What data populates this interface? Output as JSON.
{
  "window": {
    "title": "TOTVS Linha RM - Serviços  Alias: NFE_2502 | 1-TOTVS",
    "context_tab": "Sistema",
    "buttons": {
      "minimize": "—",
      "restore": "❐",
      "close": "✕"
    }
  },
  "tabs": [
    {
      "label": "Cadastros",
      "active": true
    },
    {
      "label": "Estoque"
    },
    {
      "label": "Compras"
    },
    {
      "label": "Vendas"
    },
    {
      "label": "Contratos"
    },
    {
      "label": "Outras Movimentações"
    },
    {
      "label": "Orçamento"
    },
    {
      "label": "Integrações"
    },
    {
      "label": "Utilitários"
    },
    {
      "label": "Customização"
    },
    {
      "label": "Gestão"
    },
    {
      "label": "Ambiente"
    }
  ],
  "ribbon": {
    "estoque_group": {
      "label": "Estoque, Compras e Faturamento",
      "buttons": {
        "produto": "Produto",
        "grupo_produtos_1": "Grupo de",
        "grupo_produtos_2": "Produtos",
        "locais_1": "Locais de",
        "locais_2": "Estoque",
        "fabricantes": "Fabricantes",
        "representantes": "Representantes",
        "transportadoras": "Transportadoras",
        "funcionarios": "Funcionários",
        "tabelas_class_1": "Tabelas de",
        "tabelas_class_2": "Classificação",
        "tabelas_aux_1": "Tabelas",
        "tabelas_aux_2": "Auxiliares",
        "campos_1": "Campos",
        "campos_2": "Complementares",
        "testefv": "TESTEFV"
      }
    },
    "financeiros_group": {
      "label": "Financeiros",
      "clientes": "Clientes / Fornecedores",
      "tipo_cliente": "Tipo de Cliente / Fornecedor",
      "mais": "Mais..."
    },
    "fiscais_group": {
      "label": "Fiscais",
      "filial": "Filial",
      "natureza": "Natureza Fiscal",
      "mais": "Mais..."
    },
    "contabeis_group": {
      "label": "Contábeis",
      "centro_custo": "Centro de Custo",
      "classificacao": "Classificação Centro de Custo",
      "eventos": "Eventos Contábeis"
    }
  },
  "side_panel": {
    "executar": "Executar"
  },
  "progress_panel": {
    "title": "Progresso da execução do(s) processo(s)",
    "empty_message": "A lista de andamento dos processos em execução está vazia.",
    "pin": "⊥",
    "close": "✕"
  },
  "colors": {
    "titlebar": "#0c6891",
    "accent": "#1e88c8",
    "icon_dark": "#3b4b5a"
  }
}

• • • • •

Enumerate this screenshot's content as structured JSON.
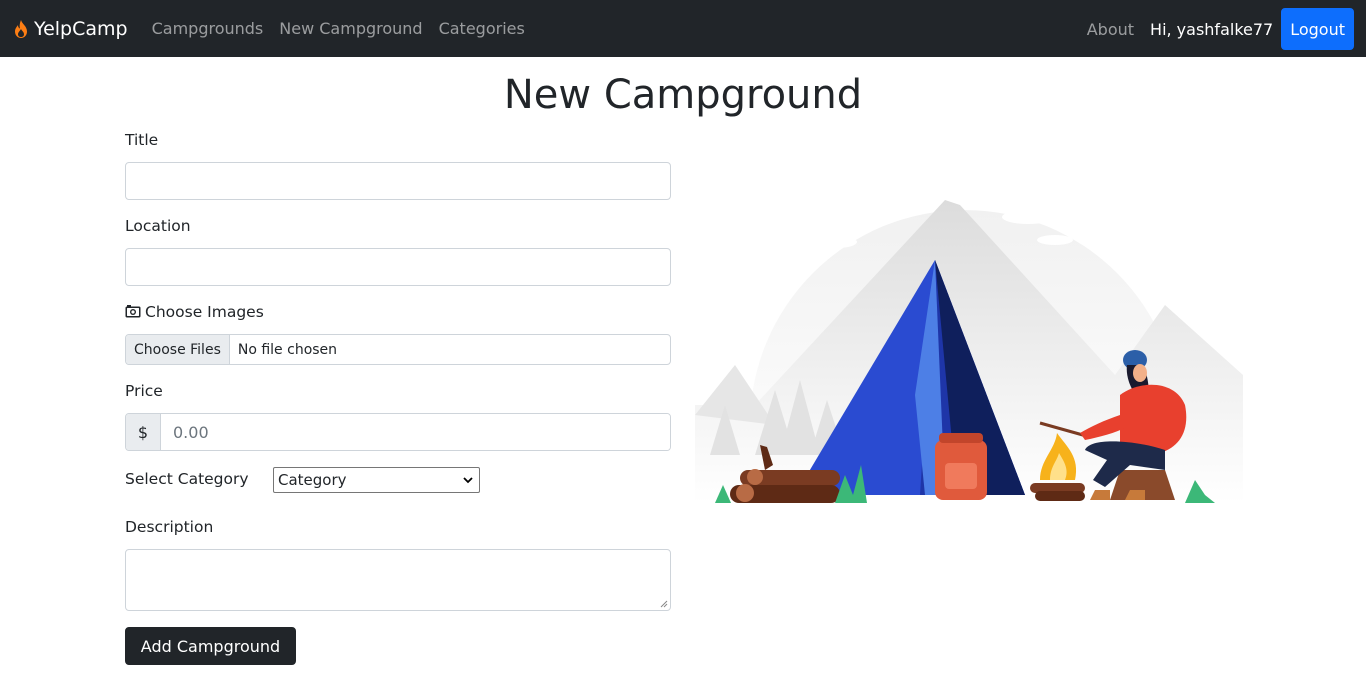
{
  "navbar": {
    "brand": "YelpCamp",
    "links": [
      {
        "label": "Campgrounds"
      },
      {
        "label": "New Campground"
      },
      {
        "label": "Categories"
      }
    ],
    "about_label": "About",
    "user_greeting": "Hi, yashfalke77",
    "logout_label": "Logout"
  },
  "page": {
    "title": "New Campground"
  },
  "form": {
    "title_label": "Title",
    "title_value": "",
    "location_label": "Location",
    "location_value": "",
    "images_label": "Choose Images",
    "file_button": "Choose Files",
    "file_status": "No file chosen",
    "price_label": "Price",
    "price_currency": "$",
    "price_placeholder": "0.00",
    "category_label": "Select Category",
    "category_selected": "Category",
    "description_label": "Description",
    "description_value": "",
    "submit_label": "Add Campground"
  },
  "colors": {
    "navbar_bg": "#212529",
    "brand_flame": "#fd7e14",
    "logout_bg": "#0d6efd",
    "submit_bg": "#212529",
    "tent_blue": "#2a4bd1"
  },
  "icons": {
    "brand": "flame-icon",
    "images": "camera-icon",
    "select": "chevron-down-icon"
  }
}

• • • • •

**Work instructions**
Extract all lines from the data in which "execução" is found.

**The answer**
    "title": "Progresso da execução do(s) processo(s)",
    "empty_message": "A lista de andamento dos processos em execução está vazia.",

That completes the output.